▶ **WRITTEN TASK**:
Only the lines from the one containing "Extract the structured" through the end of the entries should be repeated, exactly as they appear, first and last included.

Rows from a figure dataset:
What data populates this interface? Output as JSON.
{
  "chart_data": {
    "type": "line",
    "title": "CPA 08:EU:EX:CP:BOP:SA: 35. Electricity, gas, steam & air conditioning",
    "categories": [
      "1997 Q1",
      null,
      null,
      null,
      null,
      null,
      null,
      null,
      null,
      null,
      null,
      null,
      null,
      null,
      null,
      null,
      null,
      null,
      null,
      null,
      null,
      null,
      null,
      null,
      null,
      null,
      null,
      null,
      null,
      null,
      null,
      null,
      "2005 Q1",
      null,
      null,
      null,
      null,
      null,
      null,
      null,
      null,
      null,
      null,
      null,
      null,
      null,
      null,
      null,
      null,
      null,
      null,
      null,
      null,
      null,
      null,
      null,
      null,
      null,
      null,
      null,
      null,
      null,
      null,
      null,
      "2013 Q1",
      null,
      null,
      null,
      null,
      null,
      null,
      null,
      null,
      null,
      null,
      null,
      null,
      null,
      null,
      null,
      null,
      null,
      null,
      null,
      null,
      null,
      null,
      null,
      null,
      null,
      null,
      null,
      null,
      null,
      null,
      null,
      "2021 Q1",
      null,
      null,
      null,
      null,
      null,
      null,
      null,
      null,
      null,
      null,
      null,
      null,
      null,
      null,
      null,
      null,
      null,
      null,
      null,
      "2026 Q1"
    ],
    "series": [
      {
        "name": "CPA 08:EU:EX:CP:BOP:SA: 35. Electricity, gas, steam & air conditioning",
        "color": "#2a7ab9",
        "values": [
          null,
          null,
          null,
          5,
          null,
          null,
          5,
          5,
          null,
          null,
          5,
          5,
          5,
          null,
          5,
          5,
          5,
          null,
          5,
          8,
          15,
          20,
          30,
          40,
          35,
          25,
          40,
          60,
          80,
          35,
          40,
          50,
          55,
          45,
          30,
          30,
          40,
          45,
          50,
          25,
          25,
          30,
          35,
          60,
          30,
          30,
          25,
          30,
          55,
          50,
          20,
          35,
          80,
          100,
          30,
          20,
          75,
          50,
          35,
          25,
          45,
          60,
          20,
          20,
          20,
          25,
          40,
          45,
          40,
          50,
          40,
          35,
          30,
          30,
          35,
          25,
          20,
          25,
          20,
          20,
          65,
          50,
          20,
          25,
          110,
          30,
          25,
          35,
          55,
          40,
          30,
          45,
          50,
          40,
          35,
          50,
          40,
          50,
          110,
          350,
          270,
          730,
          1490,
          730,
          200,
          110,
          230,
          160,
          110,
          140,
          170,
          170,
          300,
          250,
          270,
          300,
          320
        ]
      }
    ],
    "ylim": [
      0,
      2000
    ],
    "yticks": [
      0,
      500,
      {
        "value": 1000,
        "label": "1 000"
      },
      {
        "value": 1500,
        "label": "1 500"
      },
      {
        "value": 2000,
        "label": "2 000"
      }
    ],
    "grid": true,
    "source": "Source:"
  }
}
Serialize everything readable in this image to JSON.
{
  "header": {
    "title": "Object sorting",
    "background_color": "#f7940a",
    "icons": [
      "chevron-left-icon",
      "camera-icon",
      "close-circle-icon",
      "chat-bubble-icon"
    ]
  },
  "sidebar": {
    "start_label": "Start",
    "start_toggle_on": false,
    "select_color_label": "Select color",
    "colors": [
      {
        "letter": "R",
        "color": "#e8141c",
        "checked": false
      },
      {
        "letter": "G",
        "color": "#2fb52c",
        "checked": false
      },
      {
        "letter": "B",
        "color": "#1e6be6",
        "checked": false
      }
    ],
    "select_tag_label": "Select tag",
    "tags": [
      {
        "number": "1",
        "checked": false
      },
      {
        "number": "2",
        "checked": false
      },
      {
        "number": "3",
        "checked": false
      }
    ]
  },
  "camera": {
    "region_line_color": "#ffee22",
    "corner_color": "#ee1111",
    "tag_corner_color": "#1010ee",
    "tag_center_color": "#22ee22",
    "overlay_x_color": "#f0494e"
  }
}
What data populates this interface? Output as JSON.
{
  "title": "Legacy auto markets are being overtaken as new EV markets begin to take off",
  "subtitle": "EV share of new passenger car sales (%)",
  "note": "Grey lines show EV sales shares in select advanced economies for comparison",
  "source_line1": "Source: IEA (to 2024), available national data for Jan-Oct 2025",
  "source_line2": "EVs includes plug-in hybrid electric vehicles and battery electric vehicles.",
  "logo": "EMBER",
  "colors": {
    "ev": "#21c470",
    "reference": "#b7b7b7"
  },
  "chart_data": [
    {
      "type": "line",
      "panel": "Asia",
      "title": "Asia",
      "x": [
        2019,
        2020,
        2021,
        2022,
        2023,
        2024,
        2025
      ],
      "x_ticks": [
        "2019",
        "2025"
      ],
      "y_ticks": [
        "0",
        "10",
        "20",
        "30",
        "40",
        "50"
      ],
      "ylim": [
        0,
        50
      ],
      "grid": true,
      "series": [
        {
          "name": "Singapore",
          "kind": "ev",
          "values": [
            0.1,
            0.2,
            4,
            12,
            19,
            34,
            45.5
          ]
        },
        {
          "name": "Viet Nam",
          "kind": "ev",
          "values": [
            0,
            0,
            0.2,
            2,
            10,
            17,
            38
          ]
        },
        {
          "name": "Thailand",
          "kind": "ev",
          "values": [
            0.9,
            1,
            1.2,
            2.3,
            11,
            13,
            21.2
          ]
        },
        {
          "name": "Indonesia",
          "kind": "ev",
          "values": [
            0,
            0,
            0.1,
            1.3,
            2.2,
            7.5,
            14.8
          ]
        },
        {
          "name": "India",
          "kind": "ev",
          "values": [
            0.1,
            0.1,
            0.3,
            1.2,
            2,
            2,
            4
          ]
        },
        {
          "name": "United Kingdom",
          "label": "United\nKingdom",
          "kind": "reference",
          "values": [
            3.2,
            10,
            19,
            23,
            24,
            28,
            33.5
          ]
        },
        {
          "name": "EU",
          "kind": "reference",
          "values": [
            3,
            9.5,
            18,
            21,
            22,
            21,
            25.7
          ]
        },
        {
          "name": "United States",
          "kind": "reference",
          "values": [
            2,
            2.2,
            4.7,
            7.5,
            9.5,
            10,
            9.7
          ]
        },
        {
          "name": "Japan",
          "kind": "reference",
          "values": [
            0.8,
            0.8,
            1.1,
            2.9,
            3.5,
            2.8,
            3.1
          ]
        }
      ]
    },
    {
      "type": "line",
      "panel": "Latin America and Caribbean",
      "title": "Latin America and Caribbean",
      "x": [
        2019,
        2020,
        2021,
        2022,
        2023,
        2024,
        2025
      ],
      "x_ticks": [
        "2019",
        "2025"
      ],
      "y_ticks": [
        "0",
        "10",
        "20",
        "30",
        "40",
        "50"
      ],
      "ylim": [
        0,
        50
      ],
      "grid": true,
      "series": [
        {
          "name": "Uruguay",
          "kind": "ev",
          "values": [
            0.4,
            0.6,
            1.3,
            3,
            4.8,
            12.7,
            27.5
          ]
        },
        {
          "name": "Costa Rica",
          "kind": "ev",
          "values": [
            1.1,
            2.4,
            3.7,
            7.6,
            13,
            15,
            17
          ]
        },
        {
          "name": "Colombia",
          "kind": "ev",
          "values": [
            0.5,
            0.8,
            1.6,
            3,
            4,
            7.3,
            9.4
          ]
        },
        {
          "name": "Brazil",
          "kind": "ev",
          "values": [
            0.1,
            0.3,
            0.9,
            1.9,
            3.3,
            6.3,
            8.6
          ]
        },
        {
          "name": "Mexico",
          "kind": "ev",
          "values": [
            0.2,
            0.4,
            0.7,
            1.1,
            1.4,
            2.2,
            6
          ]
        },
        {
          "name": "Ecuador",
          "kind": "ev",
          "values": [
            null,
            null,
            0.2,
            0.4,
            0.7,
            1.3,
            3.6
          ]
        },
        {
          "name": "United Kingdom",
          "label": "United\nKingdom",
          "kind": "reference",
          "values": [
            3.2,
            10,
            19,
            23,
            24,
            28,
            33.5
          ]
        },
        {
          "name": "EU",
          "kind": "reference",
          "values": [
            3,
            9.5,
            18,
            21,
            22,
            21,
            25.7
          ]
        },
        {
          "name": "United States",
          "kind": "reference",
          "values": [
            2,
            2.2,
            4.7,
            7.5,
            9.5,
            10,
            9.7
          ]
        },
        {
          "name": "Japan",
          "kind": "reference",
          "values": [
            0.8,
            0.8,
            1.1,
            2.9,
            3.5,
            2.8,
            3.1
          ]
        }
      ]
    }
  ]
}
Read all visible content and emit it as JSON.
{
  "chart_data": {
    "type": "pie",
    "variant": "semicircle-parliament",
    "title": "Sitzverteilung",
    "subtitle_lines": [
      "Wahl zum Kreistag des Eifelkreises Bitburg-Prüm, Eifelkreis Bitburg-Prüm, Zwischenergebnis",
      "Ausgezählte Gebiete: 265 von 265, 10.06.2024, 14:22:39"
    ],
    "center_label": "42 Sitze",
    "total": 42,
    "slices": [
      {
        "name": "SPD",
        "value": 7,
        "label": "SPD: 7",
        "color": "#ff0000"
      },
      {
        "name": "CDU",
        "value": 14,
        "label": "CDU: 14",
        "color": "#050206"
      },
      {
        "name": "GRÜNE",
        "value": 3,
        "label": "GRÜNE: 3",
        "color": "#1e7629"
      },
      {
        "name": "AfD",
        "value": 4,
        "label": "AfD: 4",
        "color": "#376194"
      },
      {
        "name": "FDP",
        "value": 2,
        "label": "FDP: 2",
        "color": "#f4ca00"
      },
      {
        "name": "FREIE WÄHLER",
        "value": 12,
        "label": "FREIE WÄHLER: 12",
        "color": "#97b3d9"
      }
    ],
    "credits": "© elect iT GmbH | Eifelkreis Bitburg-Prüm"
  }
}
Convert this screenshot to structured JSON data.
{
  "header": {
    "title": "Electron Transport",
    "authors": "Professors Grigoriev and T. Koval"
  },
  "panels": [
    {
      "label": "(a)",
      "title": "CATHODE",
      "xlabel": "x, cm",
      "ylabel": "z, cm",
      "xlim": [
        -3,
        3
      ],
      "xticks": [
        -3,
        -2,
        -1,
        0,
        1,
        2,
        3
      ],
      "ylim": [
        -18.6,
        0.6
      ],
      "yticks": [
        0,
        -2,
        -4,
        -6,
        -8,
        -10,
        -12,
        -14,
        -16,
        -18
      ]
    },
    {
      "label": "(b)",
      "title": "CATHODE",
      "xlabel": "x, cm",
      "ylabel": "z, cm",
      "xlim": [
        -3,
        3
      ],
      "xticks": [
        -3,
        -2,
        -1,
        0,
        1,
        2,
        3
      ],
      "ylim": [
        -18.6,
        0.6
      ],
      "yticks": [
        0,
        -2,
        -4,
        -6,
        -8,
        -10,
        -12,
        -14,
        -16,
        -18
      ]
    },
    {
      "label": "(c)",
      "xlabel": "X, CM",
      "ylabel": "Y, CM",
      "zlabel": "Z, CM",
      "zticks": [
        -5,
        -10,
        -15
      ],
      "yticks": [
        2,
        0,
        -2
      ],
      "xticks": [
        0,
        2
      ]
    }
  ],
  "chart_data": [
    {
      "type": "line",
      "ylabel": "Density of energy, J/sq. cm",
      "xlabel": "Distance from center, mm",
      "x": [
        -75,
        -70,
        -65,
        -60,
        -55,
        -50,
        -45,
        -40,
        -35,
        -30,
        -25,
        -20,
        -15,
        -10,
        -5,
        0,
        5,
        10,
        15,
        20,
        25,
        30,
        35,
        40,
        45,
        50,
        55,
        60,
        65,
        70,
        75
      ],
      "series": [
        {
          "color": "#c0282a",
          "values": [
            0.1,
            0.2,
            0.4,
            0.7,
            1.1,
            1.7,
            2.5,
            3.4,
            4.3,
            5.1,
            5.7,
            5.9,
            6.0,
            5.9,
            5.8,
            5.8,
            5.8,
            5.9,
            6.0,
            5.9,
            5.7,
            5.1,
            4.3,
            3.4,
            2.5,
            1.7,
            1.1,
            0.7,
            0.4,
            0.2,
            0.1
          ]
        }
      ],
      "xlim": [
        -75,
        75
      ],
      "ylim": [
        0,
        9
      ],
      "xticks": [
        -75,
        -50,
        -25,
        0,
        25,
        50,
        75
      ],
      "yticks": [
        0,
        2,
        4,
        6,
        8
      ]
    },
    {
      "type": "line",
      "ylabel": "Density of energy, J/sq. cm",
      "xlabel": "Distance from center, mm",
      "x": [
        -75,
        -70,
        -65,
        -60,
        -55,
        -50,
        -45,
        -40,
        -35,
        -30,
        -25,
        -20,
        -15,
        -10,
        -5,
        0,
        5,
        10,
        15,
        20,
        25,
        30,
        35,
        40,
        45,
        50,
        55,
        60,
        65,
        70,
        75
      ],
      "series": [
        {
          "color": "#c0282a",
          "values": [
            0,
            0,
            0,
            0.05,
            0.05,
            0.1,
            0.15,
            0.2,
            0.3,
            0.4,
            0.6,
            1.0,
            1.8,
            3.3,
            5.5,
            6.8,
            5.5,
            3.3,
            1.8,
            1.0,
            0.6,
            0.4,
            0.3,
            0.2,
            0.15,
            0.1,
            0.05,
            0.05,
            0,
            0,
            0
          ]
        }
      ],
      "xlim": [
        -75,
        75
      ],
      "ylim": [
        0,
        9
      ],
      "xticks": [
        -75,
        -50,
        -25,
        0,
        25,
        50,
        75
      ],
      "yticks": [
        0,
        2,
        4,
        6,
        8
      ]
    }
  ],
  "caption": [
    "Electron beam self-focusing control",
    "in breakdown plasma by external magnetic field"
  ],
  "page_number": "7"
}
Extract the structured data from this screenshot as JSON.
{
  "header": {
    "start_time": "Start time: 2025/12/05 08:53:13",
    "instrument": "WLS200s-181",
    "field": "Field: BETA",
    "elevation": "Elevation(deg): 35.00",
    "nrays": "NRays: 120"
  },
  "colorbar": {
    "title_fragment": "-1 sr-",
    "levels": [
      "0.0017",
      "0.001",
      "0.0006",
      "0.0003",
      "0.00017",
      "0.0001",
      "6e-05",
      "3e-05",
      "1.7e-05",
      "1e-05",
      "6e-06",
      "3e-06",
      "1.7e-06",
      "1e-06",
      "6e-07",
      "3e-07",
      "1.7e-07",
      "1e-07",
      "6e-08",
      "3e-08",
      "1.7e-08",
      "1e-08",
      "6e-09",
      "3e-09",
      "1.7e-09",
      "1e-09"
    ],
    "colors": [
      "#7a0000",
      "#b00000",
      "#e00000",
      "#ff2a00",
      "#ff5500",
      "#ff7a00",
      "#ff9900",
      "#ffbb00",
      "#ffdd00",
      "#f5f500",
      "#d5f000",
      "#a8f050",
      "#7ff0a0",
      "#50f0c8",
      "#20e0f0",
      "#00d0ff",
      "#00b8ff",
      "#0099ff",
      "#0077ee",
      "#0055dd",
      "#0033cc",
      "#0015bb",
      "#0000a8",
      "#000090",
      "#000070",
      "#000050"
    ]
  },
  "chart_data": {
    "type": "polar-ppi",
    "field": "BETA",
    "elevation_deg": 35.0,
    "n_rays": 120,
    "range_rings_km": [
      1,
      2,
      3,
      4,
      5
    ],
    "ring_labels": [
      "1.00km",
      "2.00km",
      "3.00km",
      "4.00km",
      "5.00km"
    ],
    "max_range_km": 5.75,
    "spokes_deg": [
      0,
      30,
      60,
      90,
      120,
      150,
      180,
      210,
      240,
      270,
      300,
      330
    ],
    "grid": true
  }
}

▶ **COMPLETED TASK**:
Extract the structured data from this screenshot as JSON.
{
  "header": {
    "start_time": "Start time: 2025/12/05 08:53:13",
    "instrument": "WLS200s-181",
    "field": "Field: BETA",
    "elevation": "Elevation(deg): 35.00",
    "nrays": "NRays: 120"
  },
  "colorbar": {
    "title_fragment": "-1 sr-",
    "levels": [
      "0.0017",
      "0.001",
      "0.0006",
      "0.0003",
      "0.00017",
      "0.0001",
      "6e-05",
      "3e-05",
      "1.7e-05",
      "1e-05",
      "6e-06",
      "3e-06",
      "1.7e-06",
      "1e-06",
      "6e-07",
      "3e-07",
      "1.7e-07",
      "1e-07",
      "6e-08",
      "3e-08",
      "1.7e-08",
      "1e-08",
      "6e-09",
      "3e-09",
      "1.7e-09",
      "1e-09"
    ],
    "colors": [
      "#7a0000",
      "#b00000",
      "#e00000",
      "#ff2a00",
      "#ff5500",
      "#ff7a00",
      "#ff9900",
      "#ffbb00",
      "#ffdd00",
      "#f5f500",
      "#d5f000",
      "#a8f050",
      "#7ff0a0",
      "#50f0c8",
      "#20e0f0",
      "#00d0ff",
      "#00b8ff",
      "#0099ff",
      "#0077ee",
      "#0055dd",
      "#0033cc",
      "#0015bb",
      "#0000a8",
      "#000090",
      "#000070",
      "#000050"
    ]
  },
  "chart_data": {
    "type": "polar-ppi",
    "field": "BETA",
    "elevation_deg": 35.0,
    "n_rays": 120,
    "range_rings_km": [
      1,
      2,
      3,
      4,
      5
    ],
    "ring_labels": [
      "1.00km",
      "2.00km",
      "3.00km",
      "4.00km",
      "5.00km"
    ],
    "max_range_km": 5.75,
    "spokes_deg": [
      0,
      30,
      60,
      90,
      120,
      150,
      180,
      210,
      240,
      270,
      300,
      330
    ],
    "grid": true
  }
}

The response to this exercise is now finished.